**Requirement**
Reproduce the records below exactly as given.

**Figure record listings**
(begin)
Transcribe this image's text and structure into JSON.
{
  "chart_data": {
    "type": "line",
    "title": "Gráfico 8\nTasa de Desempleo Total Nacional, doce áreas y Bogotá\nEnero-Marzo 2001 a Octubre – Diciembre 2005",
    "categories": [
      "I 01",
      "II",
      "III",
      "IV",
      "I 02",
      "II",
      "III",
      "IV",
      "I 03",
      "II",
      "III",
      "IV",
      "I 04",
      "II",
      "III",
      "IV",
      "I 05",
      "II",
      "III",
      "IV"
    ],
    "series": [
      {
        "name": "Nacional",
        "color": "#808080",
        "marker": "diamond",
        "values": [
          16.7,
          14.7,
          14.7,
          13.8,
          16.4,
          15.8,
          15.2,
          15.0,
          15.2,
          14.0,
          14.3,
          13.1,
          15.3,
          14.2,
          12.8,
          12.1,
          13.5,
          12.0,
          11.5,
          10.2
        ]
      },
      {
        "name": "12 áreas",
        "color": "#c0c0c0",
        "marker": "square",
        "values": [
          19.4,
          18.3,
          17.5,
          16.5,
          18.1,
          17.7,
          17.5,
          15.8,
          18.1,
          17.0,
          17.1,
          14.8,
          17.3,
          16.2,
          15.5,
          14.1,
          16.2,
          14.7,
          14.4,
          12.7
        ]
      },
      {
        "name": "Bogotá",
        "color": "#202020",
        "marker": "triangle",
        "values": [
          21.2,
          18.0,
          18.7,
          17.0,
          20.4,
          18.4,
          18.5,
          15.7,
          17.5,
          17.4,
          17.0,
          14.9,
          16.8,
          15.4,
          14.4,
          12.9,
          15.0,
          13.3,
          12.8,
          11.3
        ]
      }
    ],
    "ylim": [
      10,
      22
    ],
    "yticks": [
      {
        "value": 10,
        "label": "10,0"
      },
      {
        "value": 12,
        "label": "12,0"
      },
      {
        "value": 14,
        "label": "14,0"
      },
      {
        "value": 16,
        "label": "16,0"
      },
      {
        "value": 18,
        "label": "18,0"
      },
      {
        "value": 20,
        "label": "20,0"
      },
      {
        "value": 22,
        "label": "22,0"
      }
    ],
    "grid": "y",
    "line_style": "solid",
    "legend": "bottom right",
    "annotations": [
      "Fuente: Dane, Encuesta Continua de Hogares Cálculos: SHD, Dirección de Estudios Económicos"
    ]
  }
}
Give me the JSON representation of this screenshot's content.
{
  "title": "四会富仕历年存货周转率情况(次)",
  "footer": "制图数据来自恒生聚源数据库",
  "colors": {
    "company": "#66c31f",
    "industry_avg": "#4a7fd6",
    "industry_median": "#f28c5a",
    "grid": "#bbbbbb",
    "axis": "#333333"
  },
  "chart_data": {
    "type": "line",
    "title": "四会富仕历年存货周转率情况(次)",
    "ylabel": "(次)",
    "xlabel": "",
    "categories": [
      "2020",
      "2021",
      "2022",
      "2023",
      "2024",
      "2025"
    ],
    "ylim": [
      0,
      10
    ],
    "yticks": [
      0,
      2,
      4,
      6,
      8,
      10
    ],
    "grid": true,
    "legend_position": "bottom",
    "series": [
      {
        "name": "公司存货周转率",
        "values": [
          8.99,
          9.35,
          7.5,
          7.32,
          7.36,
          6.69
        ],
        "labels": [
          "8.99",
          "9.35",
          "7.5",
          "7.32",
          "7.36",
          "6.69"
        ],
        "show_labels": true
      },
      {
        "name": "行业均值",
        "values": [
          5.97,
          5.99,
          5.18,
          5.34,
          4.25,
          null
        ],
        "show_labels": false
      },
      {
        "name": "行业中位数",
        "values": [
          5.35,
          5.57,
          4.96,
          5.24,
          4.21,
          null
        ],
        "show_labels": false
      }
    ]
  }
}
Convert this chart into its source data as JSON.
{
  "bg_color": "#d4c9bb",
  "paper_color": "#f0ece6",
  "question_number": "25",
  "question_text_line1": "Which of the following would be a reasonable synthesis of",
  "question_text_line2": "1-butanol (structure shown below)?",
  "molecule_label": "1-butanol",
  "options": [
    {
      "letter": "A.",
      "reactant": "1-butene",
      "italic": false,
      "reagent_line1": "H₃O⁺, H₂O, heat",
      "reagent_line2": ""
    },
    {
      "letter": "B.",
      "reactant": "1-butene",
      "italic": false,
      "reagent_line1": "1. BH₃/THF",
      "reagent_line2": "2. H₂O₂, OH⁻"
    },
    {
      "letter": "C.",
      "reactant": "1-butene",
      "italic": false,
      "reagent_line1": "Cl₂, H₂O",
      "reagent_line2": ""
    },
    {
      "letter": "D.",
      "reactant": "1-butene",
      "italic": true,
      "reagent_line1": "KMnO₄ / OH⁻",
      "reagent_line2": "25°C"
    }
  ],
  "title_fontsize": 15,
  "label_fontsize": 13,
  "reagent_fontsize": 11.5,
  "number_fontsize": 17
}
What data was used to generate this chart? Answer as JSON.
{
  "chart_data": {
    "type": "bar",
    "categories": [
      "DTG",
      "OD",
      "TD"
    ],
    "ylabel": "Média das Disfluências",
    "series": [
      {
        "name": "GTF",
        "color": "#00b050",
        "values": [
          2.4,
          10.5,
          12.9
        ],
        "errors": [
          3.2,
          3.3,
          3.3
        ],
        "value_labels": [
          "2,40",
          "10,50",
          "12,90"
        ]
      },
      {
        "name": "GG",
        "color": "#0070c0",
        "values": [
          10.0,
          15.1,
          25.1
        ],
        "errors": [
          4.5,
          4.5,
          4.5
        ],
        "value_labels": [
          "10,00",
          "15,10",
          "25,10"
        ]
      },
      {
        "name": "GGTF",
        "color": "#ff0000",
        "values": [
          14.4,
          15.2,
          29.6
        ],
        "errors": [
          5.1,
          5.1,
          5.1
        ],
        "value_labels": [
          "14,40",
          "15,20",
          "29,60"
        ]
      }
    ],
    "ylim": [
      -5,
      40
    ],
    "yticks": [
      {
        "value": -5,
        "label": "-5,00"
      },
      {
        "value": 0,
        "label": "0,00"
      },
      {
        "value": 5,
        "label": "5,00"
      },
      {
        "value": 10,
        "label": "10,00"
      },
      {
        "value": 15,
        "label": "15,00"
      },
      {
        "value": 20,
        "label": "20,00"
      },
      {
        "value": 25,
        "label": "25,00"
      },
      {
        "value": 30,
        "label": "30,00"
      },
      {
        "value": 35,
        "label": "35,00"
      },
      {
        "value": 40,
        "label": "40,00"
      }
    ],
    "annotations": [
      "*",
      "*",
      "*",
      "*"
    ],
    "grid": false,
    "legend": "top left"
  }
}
(end)
**Exercise result**
Transcribe this image's text and structure into JSON.
{
  "chart_data": {
    "type": "line",
    "title": "Gráfico 8\nTasa de Desempleo Total Nacional, doce áreas y Bogotá\nEnero-Marzo 2001 a Octubre – Diciembre 2005",
    "categories": [
      "I 01",
      "II",
      "III",
      "IV",
      "I 02",
      "II",
      "III",
      "IV",
      "I 03",
      "II",
      "III",
      "IV",
      "I 04",
      "II",
      "III",
      "IV",
      "I 05",
      "II",
      "III",
      "IV"
    ],
    "series": [
      {
        "name": "Nacional",
        "color": "#808080",
        "marker": "diamond",
        "values": [
          16.7,
          14.7,
          14.7,
          13.8,
          16.4,
          15.8,
          15.2,
          15.0,
          15.2,
          14.0,
          14.3,
          13.1,
          15.3,
          14.2,
          12.8,
          12.1,
          13.5,
          12.0,
          11.5,
          10.2
        ]
      },
      {
        "name": "12 áreas",
        "color": "#c0c0c0",
        "marker": "square",
        "values": [
          19.4,
          18.3,
          17.5,
          16.5,
          18.1,
          17.7,
          17.5,
          15.8,
          18.1,
          17.0,
          17.1,
          14.8,
          17.3,
          16.2,
          15.5,
          14.1,
          16.2,
          14.7,
          14.4,
          12.7
        ]
      },
      {
        "name": "Bogotá",
        "color": "#202020",
        "marker": "triangle",
        "values": [
          21.2,
          18.0,
          18.7,
          17.0,
          20.4,
          18.4,
          18.5,
          15.7,
          17.5,
          17.4,
          17.0,
          14.9,
          16.8,
          15.4,
          14.4,
          12.9,
          15.0,
          13.3,
          12.8,
          11.3
        ]
      }
    ],
    "ylim": [
      10,
      22
    ],
    "yticks": [
      {
        "value": 10,
        "label": "10,0"
      },
      {
        "value": 12,
        "label": "12,0"
      },
      {
        "value": 14,
        "label": "14,0"
      },
      {
        "value": 16,
        "label": "16,0"
      },
      {
        "value": 18,
        "label": "18,0"
      },
      {
        "value": 20,
        "label": "20,0"
      },
      {
        "value": 22,
        "label": "22,0"
      }
    ],
    "grid": "y",
    "line_style": "solid",
    "legend": "bottom right",
    "annotations": [
      "Fuente: Dane, Encuesta Continua de Hogares Cálculos: SHD, Dirección de Estudios Económicos"
    ]
  }
}
Give me the JSON representation of this screenshot's content.
{
  "title": "四会富仕历年存货周转率情况(次)",
  "footer": "制图数据来自恒生聚源数据库",
  "colors": {
    "company": "#66c31f",
    "industry_avg": "#4a7fd6",
    "industry_median": "#f28c5a",
    "grid": "#bbbbbb",
    "axis": "#333333"
  },
  "chart_data": {
    "type": "line",
    "title": "四会富仕历年存货周转率情况(次)",
    "ylabel": "(次)",
    "xlabel": "",
    "categories": [
      "2020",
      "2021",
      "2022",
      "2023",
      "2024",
      "2025"
    ],
    "ylim": [
      0,
      10
    ],
    "yticks": [
      0,
      2,
      4,
      6,
      8,
      10
    ],
    "grid": true,
    "legend_position": "bottom",
    "series": [
      {
        "name": "公司存货周转率",
        "values": [
          8.99,
          9.35,
          7.5,
          7.32,
          7.36,
          6.69
        ],
        "labels": [
          "8.99",
          "9.35",
          "7.5",
          "7.32",
          "7.36",
          "6.69"
        ],
        "show_labels": true
      },
      {
        "name": "行业均值",
        "values": [
          5.97,
          5.99,
          5.18,
          5.34,
          4.25,
          null
        ],
        "show_labels": false
      },
      {
        "name": "行业中位数",
        "values": [
          5.35,
          5.57,
          4.96,
          5.24,
          4.21,
          null
        ],
        "show_labels": false
      }
    ]
  }
}
Convert this chart into its source data as JSON.
{
  "bg_color": "#d4c9bb",
  "paper_color": "#f0ece6",
  "question_number": "25",
  "question_text_line1": "Which of the following would be a reasonable synthesis of",
  "question_text_line2": "1-butanol (structure shown below)?",
  "molecule_label": "1-butanol",
  "options": [
    {
      "letter": "A.",
      "reactant": "1-butene",
      "italic": false,
      "reagent_line1": "H₃O⁺, H₂O, heat",
      "reagent_line2": ""
    },
    {
      "letter": "B.",
      "reactant": "1-butene",
      "italic": false,
      "reagent_line1": "1. BH₃/THF",
      "reagent_line2": "2. H₂O₂, OH⁻"
    },
    {
      "letter": "C.",
      "reactant": "1-butene",
      "italic": false,
      "reagent_line1": "Cl₂, H₂O",
      "reagent_line2": ""
    },
    {
      "letter": "D.",
      "reactant": "1-butene",
      "italic": true,
      "reagent_line1": "KMnO₄ / OH⁻",
      "reagent_line2": "25°C"
    }
  ],
  "title_fontsize": 15,
  "label_fontsize": 13,
  "reagent_fontsize": 11.5,
  "number_fontsize": 17
}
What data was used to generate this chart? Answer as JSON.
{
  "chart_data": {
    "type": "bar",
    "categories": [
      "DTG",
      "OD",
      "TD"
    ],
    "ylabel": "Média das Disfluências",
    "series": [
      {
        "name": "GTF",
        "color": "#00b050",
        "values": [
          2.4,
          10.5,
          12.9
        ],
        "errors": [
          3.2,
          3.3,
          3.3
        ],
        "value_labels": [
          "2,40",
          "10,50",
          "12,90"
        ]
      },
      {
        "name": "GG",
        "color": "#0070c0",
        "values": [
          10.0,
          15.1,
          25.1
        ],
        "errors": [
          4.5,
          4.5,
          4.5
        ],
        "value_labels": [
          "10,00",
          "15,10",
          "25,10"
        ]
      },
      {
        "name": "GGTF",
        "color": "#ff0000",
        "values": [
          14.4,
          15.2,
          29.6
        ],
        "errors": [
          5.1,
          5.1,
          5.1
        ],
        "value_labels": [
          "14,40",
          "15,20",
          "29,60"
        ]
      }
    ],
    "ylim": [
      -5,
      40
    ],
    "yticks": [
      {
        "value": -5,
        "label": "-5,00"
      },
      {
        "value": 0,
        "label": "0,00"
      },
      {
        "value": 5,
        "label": "5,00"
      },
      {
        "value": 10,
        "label": "10,00"
      },
      {
        "value": 15,
        "label": "15,00"
      },
      {
        "value": 20,
        "label": "20,00"
      },
      {
        "value": 25,
        "label": "25,00"
      },
      {
        "value": 30,
        "label": "30,00"
      },
      {
        "value": 35,
        "label": "35,00"
      },
      {
        "value": 40,
        "label": "40,00"
      }
    ],
    "annotations": [
      "*",
      "*",
      "*",
      "*"
    ],
    "grid": false,
    "legend": "top left"
  }
}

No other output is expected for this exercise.